WORK TO BE COMPLETED
Every record below should be printed exactly as given.

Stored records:
★ ★ ★ ★ ★
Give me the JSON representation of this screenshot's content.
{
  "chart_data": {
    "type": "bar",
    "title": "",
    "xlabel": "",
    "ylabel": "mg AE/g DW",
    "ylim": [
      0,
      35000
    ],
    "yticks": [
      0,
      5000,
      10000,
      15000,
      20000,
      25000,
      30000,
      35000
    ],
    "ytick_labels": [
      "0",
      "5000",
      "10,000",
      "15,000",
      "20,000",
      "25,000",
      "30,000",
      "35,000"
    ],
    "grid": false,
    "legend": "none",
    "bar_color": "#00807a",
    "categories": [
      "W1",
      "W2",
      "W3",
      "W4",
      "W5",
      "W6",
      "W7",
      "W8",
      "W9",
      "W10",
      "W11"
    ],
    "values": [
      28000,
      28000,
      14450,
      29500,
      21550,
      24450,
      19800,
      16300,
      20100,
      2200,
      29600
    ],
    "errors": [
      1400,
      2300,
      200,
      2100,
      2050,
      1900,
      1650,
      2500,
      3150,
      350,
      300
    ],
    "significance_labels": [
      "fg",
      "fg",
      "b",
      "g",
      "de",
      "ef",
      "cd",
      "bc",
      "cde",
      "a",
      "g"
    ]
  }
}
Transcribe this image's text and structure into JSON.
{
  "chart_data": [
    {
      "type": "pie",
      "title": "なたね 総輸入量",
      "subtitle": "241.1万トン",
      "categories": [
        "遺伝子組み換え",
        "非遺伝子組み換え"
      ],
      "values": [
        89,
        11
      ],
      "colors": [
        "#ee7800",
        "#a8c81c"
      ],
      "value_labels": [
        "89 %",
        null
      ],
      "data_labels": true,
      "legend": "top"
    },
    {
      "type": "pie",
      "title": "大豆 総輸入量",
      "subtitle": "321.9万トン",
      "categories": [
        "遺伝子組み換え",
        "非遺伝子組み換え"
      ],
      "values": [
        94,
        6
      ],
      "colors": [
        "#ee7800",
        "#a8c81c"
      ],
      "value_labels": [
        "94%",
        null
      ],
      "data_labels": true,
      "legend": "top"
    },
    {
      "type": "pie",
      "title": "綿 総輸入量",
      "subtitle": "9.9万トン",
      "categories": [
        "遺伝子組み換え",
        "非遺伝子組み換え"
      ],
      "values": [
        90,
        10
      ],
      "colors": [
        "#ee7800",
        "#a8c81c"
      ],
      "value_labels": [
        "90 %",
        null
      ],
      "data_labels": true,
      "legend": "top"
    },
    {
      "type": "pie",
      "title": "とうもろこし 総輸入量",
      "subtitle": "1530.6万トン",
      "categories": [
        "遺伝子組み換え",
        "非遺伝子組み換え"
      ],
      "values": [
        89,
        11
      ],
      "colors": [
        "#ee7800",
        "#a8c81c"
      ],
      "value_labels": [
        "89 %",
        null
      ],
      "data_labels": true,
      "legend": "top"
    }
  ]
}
★ ★ ★ ★ ★
THE OUTPUT
Give me the JSON representation of this screenshot's content.
{
  "chart_data": {
    "type": "bar",
    "title": "",
    "xlabel": "",
    "ylabel": "mg AE/g DW",
    "ylim": [
      0,
      35000
    ],
    "yticks": [
      0,
      5000,
      10000,
      15000,
      20000,
      25000,
      30000,
      35000
    ],
    "ytick_labels": [
      "0",
      "5000",
      "10,000",
      "15,000",
      "20,000",
      "25,000",
      "30,000",
      "35,000"
    ],
    "grid": false,
    "legend": "none",
    "bar_color": "#00807a",
    "categories": [
      "W1",
      "W2",
      "W3",
      "W4",
      "W5",
      "W6",
      "W7",
      "W8",
      "W9",
      "W10",
      "W11"
    ],
    "values": [
      28000,
      28000,
      14450,
      29500,
      21550,
      24450,
      19800,
      16300,
      20100,
      2200,
      29600
    ],
    "errors": [
      1400,
      2300,
      200,
      2100,
      2050,
      1900,
      1650,
      2500,
      3150,
      350,
      300
    ],
    "significance_labels": [
      "fg",
      "fg",
      "b",
      "g",
      "de",
      "ef",
      "cd",
      "bc",
      "cde",
      "a",
      "g"
    ]
  }
}
Transcribe this image's text and structure into JSON.
{
  "chart_data": [
    {
      "type": "pie",
      "title": "なたね 総輸入量",
      "subtitle": "241.1万トン",
      "categories": [
        "遺伝子組み換え",
        "非遺伝子組み換え"
      ],
      "values": [
        89,
        11
      ],
      "colors": [
        "#ee7800",
        "#a8c81c"
      ],
      "value_labels": [
        "89 %",
        null
      ],
      "data_labels": true,
      "legend": "top"
    },
    {
      "type": "pie",
      "title": "大豆 総輸入量",
      "subtitle": "321.9万トン",
      "categories": [
        "遺伝子組み換え",
        "非遺伝子組み換え"
      ],
      "values": [
        94,
        6
      ],
      "colors": [
        "#ee7800",
        "#a8c81c"
      ],
      "value_labels": [
        "94%",
        null
      ],
      "data_labels": true,
      "legend": "top"
    },
    {
      "type": "pie",
      "title": "綿 総輸入量",
      "subtitle": "9.9万トン",
      "categories": [
        "遺伝子組み換え",
        "非遺伝子組み換え"
      ],
      "values": [
        90,
        10
      ],
      "colors": [
        "#ee7800",
        "#a8c81c"
      ],
      "value_labels": [
        "90 %",
        null
      ],
      "data_labels": true,
      "legend": "top"
    },
    {
      "type": "pie",
      "title": "とうもろこし 総輸入量",
      "subtitle": "1530.6万トン",
      "categories": [
        "遺伝子組み換え",
        "非遺伝子組み換え"
      ],
      "values": [
        89,
        11
      ],
      "colors": [
        "#ee7800",
        "#a8c81c"
      ],
      "value_labels": [
        "89 %",
        null
      ],
      "data_labels": true,
      "legend": "top"
    }
  ]
}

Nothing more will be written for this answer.